SET EXERCISE:
Will you give every entry again exactly as it stands?
──────────
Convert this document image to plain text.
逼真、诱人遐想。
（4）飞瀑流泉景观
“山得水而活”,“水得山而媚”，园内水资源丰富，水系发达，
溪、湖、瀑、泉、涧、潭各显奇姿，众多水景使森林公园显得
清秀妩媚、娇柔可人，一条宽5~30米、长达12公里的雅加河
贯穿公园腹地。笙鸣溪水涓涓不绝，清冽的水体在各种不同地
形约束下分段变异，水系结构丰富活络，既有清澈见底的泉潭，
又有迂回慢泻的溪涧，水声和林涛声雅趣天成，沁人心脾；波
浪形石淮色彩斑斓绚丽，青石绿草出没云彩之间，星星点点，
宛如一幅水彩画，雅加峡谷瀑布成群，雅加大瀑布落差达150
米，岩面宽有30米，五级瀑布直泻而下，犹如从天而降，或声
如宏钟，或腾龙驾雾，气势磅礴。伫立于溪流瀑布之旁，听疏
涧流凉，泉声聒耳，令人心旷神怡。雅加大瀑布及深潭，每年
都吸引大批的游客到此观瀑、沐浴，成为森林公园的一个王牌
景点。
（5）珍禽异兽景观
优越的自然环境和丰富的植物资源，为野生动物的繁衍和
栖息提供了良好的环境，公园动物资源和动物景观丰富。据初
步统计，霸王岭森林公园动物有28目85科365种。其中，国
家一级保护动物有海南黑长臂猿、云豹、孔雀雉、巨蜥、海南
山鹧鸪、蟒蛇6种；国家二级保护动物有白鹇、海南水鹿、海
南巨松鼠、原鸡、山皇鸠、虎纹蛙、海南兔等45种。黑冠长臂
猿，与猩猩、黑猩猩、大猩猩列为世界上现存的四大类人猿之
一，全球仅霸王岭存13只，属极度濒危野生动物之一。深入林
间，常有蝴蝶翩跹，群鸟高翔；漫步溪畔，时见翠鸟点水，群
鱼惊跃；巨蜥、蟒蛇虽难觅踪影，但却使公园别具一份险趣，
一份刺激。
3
──────────
SOLUTION TO THE EXERCISE:
Convert this document image to plain text.
逼真、诱人遐想。
（4）飞瀑流泉景观
“山得水而活”,“水得山而媚”，园内水资源丰富，水系发达，
溪、湖、瀑、泉、涧、潭各显奇姿，众多水景使森林公园显得
清秀妩媚、娇柔可人，一条宽5~30米、长达12公里的雅加河
贯穿公园腹地。笙鸣溪水涓涓不绝，清冽的水体在各种不同地
形约束下分段变异，水系结构丰富活络，既有清澈见底的泉潭，
又有迂回慢泻的溪涧，水声和林涛声雅趣天成，沁人心脾；波
浪形石淮色彩斑斓绚丽，青石绿草出没云彩之间，星星点点，
宛如一幅水彩画，雅加峡谷瀑布成群，雅加大瀑布落差达150
米，岩面宽有30米，五级瀑布直泻而下，犹如从天而降，或声
如宏钟，或腾龙驾雾，气势磅礴。伫立于溪流瀑布之旁，听疏
涧流凉，泉声聒耳，令人心旷神怡。雅加大瀑布及深潭，每年
都吸引大批的游客到此观瀑、沐浴，成为森林公园的一个王牌
景点。
（5）珍禽异兽景观
优越的自然环境和丰富的植物资源，为野生动物的繁衍和
栖息提供了良好的环境，公园动物资源和动物景观丰富。据初
步统计，霸王岭森林公园动物有28目85科365种。其中，国
家一级保护动物有海南黑长臂猿、云豹、孔雀雉、巨蜥、海南
山鹧鸪、蟒蛇6种；国家二级保护动物有白鹇、海南水鹿、海
南巨松鼠、原鸡、山皇鸠、虎纹蛙、海南兔等45种。黑冠长臂
猿，与猩猩、黑猩猩、大猩猩列为世界上现存的四大类人猿之
一，全球仅霸王岭存13只，属极度濒危野生动物之一。深入林
间，常有蝴蝶翩跹，群鸟高翔；漫步溪畔，时见翠鸟点水，群
鱼惊跃；巨蜥、蟒蛇虽难觅踪影，但却使公园别具一份险趣，
一份刺激。
3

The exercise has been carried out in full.